** What is being asked **
Determine how many lines in these records hold "exchange". Only the number is wanted.
— START The data —
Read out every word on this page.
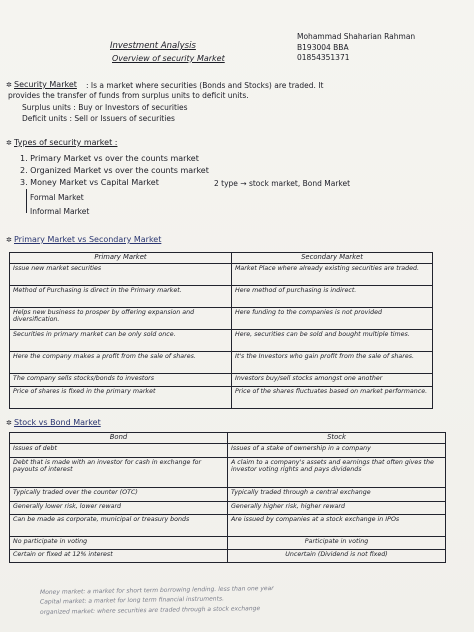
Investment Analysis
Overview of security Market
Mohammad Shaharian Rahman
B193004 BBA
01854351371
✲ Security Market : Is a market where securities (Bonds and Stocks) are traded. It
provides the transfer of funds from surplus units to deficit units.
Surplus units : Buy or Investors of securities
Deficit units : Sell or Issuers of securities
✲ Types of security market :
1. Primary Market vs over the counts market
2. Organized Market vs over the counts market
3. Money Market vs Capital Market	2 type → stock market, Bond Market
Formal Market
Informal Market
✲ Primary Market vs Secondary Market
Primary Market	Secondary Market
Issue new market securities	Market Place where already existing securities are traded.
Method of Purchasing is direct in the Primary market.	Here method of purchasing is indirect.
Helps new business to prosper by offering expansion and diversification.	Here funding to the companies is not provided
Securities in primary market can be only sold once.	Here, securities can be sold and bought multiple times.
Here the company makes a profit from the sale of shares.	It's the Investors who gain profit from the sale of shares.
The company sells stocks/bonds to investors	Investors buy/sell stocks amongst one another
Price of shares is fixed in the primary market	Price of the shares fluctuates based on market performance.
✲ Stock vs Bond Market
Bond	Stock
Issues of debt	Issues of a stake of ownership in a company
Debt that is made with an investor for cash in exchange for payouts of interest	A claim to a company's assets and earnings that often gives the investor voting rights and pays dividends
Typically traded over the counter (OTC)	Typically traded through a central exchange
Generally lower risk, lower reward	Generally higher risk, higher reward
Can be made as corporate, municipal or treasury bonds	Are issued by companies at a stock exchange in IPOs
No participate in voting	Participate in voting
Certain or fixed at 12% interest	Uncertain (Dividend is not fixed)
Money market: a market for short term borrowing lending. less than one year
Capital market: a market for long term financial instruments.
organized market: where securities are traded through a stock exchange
— END The data —
— START The data —
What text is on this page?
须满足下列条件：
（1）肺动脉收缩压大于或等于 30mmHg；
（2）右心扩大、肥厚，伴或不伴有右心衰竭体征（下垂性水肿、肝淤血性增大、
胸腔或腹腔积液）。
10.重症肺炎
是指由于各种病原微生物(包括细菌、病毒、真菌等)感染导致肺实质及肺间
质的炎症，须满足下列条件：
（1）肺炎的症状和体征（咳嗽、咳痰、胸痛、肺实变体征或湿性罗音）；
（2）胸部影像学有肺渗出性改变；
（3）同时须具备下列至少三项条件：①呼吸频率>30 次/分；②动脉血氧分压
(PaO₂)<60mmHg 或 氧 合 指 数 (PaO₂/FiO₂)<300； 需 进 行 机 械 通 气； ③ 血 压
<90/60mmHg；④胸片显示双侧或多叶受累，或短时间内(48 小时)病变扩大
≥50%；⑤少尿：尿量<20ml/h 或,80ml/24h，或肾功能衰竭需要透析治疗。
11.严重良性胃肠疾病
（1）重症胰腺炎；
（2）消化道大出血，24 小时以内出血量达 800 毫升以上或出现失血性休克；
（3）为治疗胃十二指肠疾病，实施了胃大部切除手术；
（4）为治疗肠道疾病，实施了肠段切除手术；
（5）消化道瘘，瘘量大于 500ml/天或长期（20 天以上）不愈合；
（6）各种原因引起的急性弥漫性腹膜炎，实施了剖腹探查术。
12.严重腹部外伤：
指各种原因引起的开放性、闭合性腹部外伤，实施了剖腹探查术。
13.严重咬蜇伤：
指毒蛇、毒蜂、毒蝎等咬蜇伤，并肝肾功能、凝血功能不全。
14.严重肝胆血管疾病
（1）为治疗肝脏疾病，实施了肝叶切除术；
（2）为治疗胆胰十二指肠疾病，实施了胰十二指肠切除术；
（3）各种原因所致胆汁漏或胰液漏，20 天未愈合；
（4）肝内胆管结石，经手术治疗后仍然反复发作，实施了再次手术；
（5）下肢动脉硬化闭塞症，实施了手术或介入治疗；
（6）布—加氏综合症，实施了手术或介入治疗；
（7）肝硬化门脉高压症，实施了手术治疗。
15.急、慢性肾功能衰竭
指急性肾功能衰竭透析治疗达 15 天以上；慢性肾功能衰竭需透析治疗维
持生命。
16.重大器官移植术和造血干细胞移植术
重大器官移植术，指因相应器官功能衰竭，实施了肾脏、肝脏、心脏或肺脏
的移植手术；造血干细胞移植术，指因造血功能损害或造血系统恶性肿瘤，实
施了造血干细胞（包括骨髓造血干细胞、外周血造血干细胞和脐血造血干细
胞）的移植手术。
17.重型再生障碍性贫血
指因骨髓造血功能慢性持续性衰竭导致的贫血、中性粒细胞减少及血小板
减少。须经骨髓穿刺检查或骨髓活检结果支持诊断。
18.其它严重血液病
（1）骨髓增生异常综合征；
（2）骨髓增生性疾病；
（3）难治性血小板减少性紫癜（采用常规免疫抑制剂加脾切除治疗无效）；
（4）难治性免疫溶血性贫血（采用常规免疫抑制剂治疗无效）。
— END The data —
— START The data —
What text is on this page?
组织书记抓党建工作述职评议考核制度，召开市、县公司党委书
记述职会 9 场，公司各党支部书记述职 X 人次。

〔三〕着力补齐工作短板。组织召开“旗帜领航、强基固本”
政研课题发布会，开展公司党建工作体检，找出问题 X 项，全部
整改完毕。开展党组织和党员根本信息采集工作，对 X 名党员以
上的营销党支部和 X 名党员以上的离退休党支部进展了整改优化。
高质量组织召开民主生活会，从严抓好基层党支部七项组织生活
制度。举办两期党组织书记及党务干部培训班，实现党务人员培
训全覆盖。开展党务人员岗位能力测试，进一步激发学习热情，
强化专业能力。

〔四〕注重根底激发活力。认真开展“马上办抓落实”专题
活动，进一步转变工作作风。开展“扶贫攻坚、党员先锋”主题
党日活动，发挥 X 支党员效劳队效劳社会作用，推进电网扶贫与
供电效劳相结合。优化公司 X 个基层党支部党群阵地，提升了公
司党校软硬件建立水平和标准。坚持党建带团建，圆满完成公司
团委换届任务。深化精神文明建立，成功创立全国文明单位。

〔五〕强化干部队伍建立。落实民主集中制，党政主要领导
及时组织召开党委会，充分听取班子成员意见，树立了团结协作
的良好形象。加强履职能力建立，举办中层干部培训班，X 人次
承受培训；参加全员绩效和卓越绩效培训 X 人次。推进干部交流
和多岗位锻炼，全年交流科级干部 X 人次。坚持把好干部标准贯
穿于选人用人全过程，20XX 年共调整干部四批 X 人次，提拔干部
— END The data —
** Expected answer **
4